## OBJECTIVE
Present the data once more in exactly its original form.

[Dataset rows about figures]
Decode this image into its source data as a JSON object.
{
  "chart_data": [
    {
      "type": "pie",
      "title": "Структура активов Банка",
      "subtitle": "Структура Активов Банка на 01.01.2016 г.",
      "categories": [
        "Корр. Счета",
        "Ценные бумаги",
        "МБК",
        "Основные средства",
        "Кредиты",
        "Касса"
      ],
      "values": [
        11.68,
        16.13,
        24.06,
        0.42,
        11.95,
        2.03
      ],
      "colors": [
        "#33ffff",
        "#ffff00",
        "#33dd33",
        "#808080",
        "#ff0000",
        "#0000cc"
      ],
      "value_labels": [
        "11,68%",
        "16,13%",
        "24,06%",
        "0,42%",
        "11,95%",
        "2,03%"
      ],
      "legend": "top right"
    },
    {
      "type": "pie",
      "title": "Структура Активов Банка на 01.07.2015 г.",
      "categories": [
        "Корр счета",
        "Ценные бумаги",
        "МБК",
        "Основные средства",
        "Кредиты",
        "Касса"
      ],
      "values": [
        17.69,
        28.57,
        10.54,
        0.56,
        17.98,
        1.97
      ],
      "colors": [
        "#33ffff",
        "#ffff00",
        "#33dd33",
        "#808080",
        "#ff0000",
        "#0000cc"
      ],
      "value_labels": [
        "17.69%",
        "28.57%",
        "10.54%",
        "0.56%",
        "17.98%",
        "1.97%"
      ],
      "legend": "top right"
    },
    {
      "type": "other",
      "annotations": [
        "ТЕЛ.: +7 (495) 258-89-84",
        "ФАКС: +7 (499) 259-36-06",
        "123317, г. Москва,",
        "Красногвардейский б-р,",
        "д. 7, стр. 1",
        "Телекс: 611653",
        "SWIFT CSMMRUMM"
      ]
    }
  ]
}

## EXERCISE OUTPUT
Decode this image into its source data as a JSON object.
{
  "chart_data": [
    {
      "type": "pie",
      "title": "Структура активов Банка",
      "subtitle": "Структура Активов Банка на 01.01.2016 г.",
      "categories": [
        "Корр. Счета",
        "Ценные бумаги",
        "МБК",
        "Основные средства",
        "Кредиты",
        "Касса"
      ],
      "values": [
        11.68,
        16.13,
        24.06,
        0.42,
        11.95,
        2.03
      ],
      "colors": [
        "#33ffff",
        "#ffff00",
        "#33dd33",
        "#808080",
        "#ff0000",
        "#0000cc"
      ],
      "value_labels": [
        "11,68%",
        "16,13%",
        "24,06%",
        "0,42%",
        "11,95%",
        "2,03%"
      ],
      "legend": "top right"
    },
    {
      "type": "pie",
      "title": "Структура Активов Банка на 01.07.2015 г.",
      "categories": [
        "Корр счета",
        "Ценные бумаги",
        "МБК",
        "Основные средства",
        "Кредиты",
        "Касса"
      ],
      "values": [
        17.69,
        28.57,
        10.54,
        0.56,
        17.98,
        1.97
      ],
      "colors": [
        "#33ffff",
        "#ffff00",
        "#33dd33",
        "#808080",
        "#ff0000",
        "#0000cc"
      ],
      "value_labels": [
        "17.69%",
        "28.57%",
        "10.54%",
        "0.56%",
        "17.98%",
        "1.97%"
      ],
      "legend": "top right"
    },
    {
      "type": "other",
      "annotations": [
        "ТЕЛ.: +7 (495) 258-89-84",
        "ФАКС: +7 (499) 259-36-06",
        "123317, г. Москва,",
        "Красногвардейский б-р,",
        "д. 7, стр. 1",
        "Телекс: 611653",
        "SWIFT CSMMRUMM"
      ]
    }
  ]
}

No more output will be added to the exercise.